» **Material for this task**
--*--

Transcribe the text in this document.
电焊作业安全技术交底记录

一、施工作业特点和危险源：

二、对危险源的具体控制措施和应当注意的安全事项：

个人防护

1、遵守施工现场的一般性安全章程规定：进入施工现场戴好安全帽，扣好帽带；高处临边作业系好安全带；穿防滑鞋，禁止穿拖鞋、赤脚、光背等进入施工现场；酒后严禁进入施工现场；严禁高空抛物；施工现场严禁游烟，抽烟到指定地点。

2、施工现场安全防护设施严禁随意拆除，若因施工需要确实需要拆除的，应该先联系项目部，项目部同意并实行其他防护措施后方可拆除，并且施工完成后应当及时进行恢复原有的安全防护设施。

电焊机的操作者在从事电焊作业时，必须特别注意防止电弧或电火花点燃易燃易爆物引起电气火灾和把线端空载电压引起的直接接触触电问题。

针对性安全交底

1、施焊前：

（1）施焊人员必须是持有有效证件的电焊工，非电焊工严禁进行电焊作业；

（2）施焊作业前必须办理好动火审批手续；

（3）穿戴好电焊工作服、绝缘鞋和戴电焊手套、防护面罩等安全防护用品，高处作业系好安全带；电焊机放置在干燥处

--*--

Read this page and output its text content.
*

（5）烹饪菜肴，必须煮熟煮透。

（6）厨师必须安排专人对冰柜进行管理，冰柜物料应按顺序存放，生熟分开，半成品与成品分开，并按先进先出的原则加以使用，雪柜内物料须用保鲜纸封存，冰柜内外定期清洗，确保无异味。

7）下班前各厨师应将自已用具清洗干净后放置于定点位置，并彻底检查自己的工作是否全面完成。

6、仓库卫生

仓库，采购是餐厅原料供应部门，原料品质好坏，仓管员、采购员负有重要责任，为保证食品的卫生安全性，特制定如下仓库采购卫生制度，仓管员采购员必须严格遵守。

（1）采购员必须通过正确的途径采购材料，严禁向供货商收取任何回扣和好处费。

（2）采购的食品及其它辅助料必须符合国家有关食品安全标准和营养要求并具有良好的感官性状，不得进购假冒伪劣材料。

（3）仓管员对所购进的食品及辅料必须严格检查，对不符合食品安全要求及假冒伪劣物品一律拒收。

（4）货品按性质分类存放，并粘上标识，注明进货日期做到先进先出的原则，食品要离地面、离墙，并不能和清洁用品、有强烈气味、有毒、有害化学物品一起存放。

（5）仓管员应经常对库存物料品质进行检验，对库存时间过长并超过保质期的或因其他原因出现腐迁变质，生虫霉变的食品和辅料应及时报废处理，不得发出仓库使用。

--*--

» **Requirement**
Across the entries above, how many lines contain "text"? Provide only the count.

» **Result of the task**
2